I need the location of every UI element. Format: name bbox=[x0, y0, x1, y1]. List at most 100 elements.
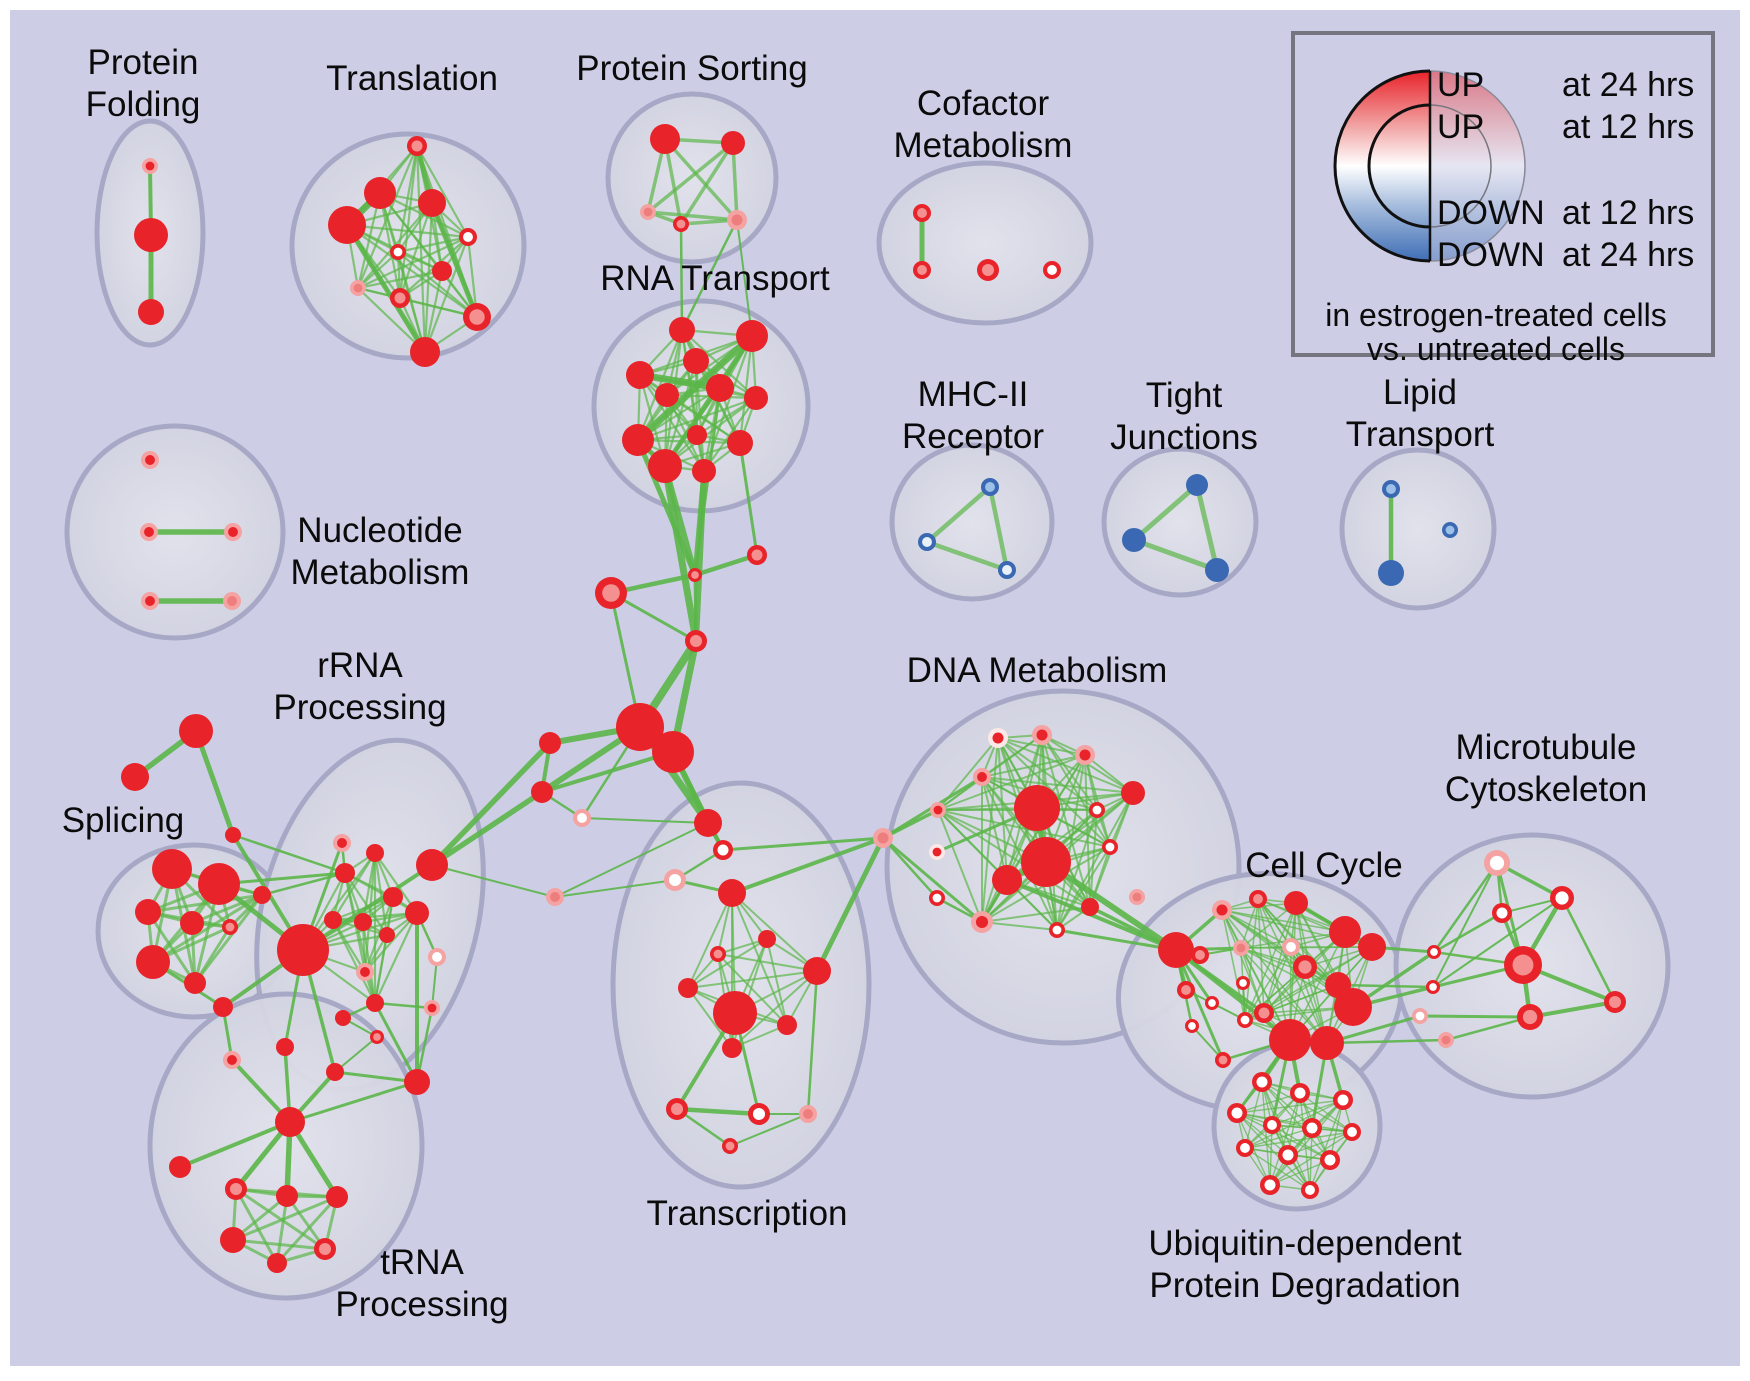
node-ring-24hr bbox=[432, 261, 452, 281]
legend-time-label: at 24 hrs bbox=[1562, 236, 1694, 274]
network-edge bbox=[717, 953, 818, 972]
network-edge bbox=[687, 970, 818, 989]
network-edge bbox=[260, 871, 347, 897]
node-core-12hr bbox=[725, 1141, 735, 1151]
network-node bbox=[140, 523, 158, 541]
node-core-12hr bbox=[1415, 1011, 1425, 1021]
network-node bbox=[184, 972, 206, 994]
network-node bbox=[1302, 1118, 1322, 1138]
node-core-12hr bbox=[643, 207, 653, 217]
network-node bbox=[777, 1015, 797, 1035]
network-node bbox=[973, 768, 991, 786]
node-core-12hr bbox=[877, 832, 889, 844]
network-edge bbox=[1309, 1099, 1344, 1191]
network-node bbox=[685, 630, 707, 652]
node-core-12hr bbox=[1305, 1185, 1315, 1195]
legend-time-label: at 12 hrs bbox=[1562, 194, 1694, 232]
node-core-12hr bbox=[427, 1003, 437, 1013]
node-core-12hr bbox=[432, 952, 442, 962]
node-core-12hr bbox=[717, 844, 729, 856]
network-edge bbox=[729, 1113, 809, 1147]
node-ring-24hr bbox=[1325, 972, 1351, 998]
network-node bbox=[721, 131, 745, 155]
cluster-label-rrna-processing: rRNA bbox=[317, 646, 403, 685]
network-node bbox=[379, 927, 395, 943]
network-edge bbox=[1131, 482, 1200, 543]
network-node bbox=[981, 478, 999, 496]
network-node bbox=[390, 288, 410, 308]
cluster-label-trna-processing: tRNA bbox=[380, 1243, 464, 1282]
network-node bbox=[918, 533, 936, 551]
cluster-label-tight-junctions: Junctions bbox=[1110, 418, 1258, 457]
network-node bbox=[694, 809, 722, 837]
network-edge bbox=[663, 137, 739, 222]
network-node bbox=[1089, 802, 1105, 818]
network-edge bbox=[738, 334, 754, 445]
network-node bbox=[718, 879, 746, 907]
node-ring-24hr bbox=[326, 1186, 348, 1208]
network-node bbox=[546, 888, 564, 906]
network-node bbox=[648, 449, 682, 483]
network-edge bbox=[331, 918, 377, 1005]
network-edge bbox=[1263, 902, 1297, 1014]
network-edge bbox=[981, 754, 1086, 778]
node-ring-24hr bbox=[324, 911, 342, 929]
network-node bbox=[650, 124, 680, 154]
network-node bbox=[713, 840, 733, 860]
node-core-12hr bbox=[463, 232, 473, 242]
network-edge bbox=[373, 1001, 434, 1010]
network-edge bbox=[1244, 946, 1292, 1021]
node-ring-24hr bbox=[1205, 558, 1229, 582]
node-core-12hr bbox=[393, 247, 403, 257]
network-nodes bbox=[121, 124, 1626, 1273]
network-edge bbox=[190, 893, 264, 925]
network-edge bbox=[881, 836, 939, 900]
node-core-12hr bbox=[577, 813, 587, 823]
cluster-ellipse-tight-junctions bbox=[1101, 446, 1259, 598]
node-ring-24hr bbox=[718, 879, 746, 907]
node-core-12hr bbox=[1181, 985, 1191, 995]
network-edge bbox=[814, 835, 886, 974]
node-ring-24hr bbox=[1358, 933, 1386, 961]
network-node bbox=[366, 994, 384, 1012]
network-edge bbox=[146, 910, 197, 985]
network-node bbox=[1122, 528, 1146, 552]
node-ring-24hr bbox=[539, 732, 561, 754]
node-ring-24hr bbox=[1329, 916, 1361, 948]
network-node bbox=[333, 834, 351, 852]
node-ring-24hr bbox=[722, 1038, 742, 1058]
network-edge bbox=[687, 987, 733, 1049]
node-ring-24hr bbox=[1158, 932, 1194, 968]
network-node bbox=[971, 911, 993, 933]
node-ring-24hr bbox=[713, 991, 757, 1035]
node-core-12hr bbox=[1052, 925, 1062, 935]
network-edge bbox=[981, 776, 1134, 794]
network-edge bbox=[1269, 1124, 1273, 1186]
network-node bbox=[595, 577, 627, 609]
network-node bbox=[1075, 745, 1095, 765]
network-node bbox=[370, 1030, 384, 1044]
network-edge bbox=[396, 250, 479, 319]
node-ring-24hr bbox=[135, 899, 161, 925]
network-node bbox=[531, 781, 553, 803]
network-edge bbox=[178, 1120, 292, 1169]
network-node bbox=[722, 1038, 742, 1058]
network-edge bbox=[1236, 1092, 1301, 1114]
network-node bbox=[432, 261, 452, 281]
node-ring-24hr bbox=[1334, 988, 1372, 1026]
network-edge bbox=[345, 223, 470, 239]
network-edge bbox=[738, 441, 759, 557]
network-node bbox=[727, 430, 753, 456]
network-edge bbox=[1236, 1112, 1353, 1133]
network-edge bbox=[288, 1080, 419, 1124]
network-node bbox=[1293, 955, 1317, 979]
network-node bbox=[1426, 980, 1440, 994]
node-core-12hr bbox=[922, 537, 932, 547]
network-node bbox=[929, 890, 945, 906]
network-edge bbox=[275, 1195, 339, 1265]
node-ring-24hr bbox=[1310, 1026, 1344, 1060]
network-node bbox=[275, 1107, 305, 1137]
network-node bbox=[459, 228, 477, 246]
network-node bbox=[152, 849, 192, 889]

○ ○ ○

● TASK TO CARRY OUT
Find each line in the items above that contains the string "cluster", matching case exactly, and copy those lines in full.

● OUTPUT
cluster-label-rrna-processing: rRNA bbox=[317, 646, 403, 685]
cluster-label-trna-processing: tRNA bbox=[380, 1243, 464, 1282]
cluster-label-tight-junctions: Junctions bbox=[1110, 418, 1258, 457]
cluster-ellipse-tight-junctions bbox=[1101, 446, 1259, 598]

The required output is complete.